Short exercise: Among the entries, which lines carry the string "screenshot"? Copy each of them.
— start Rows —
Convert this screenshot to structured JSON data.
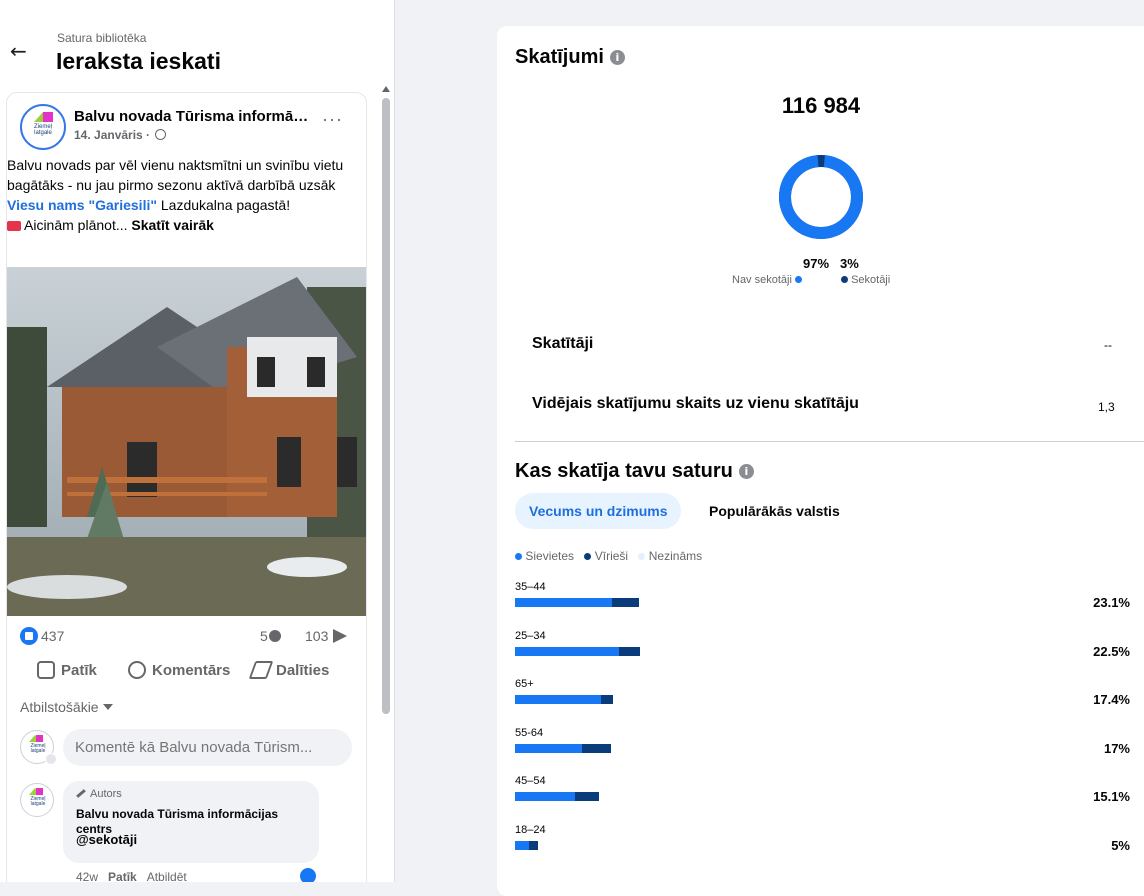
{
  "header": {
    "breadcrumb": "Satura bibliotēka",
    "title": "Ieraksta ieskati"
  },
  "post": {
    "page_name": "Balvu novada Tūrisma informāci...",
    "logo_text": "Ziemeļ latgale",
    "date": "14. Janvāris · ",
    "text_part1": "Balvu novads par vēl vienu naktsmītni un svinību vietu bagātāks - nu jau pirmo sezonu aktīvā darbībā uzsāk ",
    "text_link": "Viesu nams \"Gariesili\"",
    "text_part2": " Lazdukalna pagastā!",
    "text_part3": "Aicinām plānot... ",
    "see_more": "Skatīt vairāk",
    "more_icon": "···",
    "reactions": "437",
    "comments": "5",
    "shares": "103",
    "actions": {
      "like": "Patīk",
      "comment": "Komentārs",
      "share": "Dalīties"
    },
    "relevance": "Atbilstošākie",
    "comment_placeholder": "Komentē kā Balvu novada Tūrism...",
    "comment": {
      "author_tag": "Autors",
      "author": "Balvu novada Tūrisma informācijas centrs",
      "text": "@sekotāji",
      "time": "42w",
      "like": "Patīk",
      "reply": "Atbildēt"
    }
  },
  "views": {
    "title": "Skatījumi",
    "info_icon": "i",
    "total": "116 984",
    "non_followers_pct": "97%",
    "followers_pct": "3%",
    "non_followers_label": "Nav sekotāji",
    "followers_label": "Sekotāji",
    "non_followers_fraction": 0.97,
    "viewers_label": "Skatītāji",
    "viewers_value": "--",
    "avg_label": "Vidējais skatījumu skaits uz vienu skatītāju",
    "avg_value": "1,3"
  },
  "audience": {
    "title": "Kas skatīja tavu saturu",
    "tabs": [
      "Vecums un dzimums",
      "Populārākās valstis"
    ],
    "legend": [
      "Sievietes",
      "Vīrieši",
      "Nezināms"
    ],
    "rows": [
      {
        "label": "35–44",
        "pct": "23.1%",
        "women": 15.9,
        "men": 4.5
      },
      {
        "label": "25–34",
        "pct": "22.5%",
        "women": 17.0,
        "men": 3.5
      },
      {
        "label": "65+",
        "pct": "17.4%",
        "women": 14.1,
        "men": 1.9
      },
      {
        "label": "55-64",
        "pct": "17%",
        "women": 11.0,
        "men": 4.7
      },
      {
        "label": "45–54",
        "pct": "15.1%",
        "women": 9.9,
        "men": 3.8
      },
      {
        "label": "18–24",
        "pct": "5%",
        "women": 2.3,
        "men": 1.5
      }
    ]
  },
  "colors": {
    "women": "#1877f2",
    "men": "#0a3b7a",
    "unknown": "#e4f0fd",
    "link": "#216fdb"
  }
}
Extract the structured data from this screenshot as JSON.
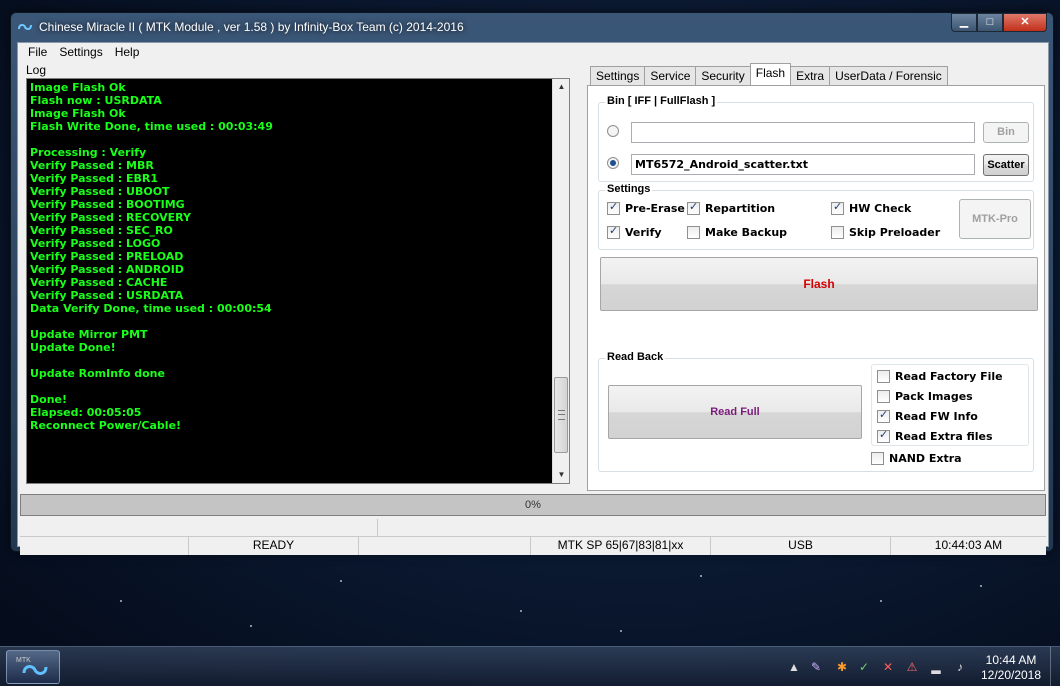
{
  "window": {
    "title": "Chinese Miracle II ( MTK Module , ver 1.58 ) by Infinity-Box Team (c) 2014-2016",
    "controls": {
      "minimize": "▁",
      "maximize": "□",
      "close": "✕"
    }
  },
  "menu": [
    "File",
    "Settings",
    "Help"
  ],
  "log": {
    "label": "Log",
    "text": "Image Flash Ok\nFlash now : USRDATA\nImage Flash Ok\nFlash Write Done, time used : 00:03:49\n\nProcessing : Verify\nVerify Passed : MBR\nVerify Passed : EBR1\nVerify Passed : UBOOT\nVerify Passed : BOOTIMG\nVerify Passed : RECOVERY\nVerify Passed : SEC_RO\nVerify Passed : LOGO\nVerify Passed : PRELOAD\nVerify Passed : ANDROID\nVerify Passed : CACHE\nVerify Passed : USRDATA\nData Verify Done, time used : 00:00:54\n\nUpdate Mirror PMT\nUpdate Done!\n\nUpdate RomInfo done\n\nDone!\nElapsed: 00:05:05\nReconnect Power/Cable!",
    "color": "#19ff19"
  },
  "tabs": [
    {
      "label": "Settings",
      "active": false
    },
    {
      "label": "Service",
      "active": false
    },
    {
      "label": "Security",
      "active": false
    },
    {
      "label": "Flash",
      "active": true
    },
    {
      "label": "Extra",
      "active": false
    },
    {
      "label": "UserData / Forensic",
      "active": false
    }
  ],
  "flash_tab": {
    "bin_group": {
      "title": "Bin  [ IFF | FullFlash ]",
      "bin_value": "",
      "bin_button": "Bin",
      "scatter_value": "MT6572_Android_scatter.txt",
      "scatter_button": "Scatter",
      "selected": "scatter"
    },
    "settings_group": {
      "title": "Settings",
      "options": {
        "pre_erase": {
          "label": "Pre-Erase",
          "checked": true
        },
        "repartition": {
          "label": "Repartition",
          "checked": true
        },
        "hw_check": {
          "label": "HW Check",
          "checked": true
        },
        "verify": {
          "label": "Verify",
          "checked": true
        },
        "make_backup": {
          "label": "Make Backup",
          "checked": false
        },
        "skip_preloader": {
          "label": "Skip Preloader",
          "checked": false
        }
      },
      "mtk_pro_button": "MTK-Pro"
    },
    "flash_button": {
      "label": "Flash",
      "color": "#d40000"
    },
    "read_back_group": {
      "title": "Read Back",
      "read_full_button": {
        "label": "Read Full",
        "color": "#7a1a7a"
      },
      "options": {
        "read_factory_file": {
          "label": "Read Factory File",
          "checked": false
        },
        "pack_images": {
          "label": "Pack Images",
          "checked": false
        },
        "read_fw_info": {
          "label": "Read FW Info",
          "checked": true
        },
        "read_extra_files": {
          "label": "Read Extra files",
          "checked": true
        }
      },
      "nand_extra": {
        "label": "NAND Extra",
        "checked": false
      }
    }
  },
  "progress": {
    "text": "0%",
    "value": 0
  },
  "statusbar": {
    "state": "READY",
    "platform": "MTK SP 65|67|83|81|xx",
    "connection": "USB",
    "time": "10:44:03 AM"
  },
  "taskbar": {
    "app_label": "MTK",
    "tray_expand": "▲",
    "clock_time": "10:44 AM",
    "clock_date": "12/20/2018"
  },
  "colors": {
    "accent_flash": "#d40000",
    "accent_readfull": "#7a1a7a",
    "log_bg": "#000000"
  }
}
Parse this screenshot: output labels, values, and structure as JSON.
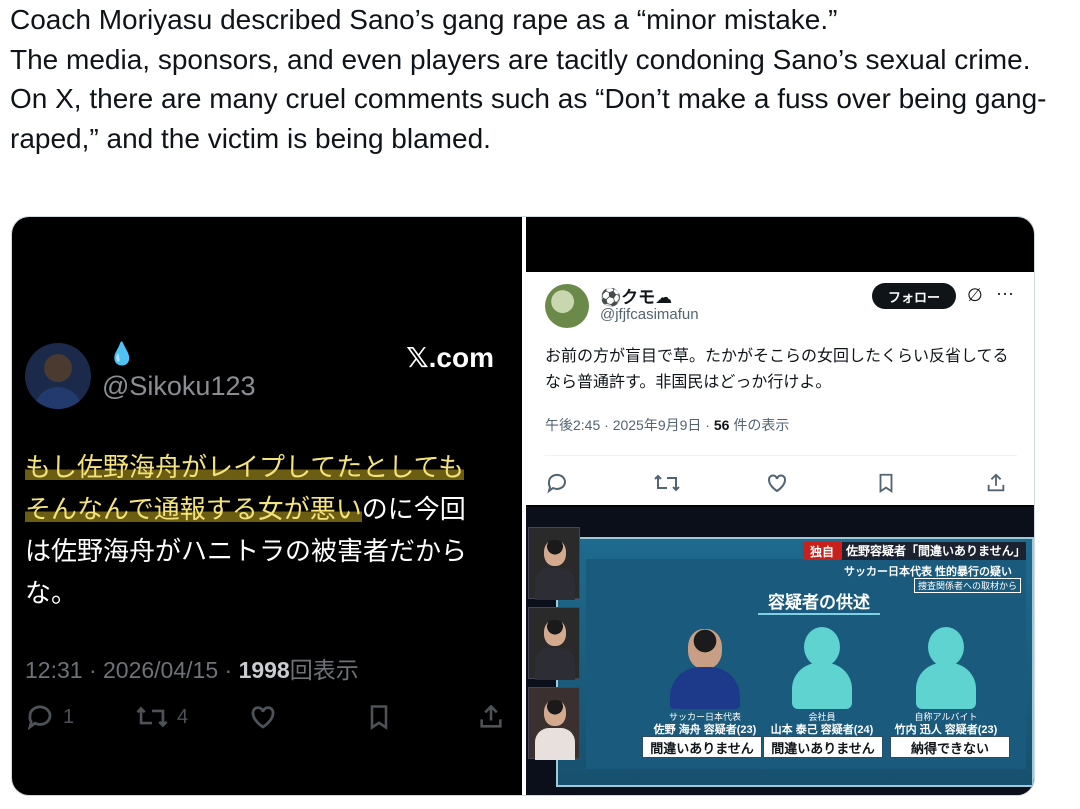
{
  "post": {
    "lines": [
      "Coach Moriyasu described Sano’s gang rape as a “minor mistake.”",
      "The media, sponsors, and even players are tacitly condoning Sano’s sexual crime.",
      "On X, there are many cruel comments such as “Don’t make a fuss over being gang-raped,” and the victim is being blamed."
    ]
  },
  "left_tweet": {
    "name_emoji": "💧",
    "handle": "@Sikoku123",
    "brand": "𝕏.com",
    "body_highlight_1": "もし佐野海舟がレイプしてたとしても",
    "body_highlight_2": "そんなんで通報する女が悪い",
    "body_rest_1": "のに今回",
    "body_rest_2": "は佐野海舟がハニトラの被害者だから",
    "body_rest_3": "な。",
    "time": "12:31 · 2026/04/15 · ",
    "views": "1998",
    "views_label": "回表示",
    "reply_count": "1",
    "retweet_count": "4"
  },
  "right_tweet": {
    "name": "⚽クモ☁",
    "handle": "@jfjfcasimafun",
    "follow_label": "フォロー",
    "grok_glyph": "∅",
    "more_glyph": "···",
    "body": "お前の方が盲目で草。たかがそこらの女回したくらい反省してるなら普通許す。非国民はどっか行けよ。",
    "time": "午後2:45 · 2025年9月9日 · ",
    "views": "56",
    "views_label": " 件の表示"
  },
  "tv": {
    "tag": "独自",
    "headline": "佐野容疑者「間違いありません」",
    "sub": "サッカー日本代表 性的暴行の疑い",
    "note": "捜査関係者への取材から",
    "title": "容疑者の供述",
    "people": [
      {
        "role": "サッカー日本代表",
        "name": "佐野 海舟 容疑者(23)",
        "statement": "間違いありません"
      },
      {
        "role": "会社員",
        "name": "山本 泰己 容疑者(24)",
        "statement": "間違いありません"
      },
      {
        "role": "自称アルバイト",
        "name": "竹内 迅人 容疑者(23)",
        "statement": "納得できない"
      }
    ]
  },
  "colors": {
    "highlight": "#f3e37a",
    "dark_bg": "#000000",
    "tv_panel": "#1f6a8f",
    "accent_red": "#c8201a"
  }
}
— end Rows —
Result of this task:
Convert this screenshot to structured JSON data.
Extract the structured data from this screenshot as JSON.
Parse this screenshot: output labels, values, and structure as JSON.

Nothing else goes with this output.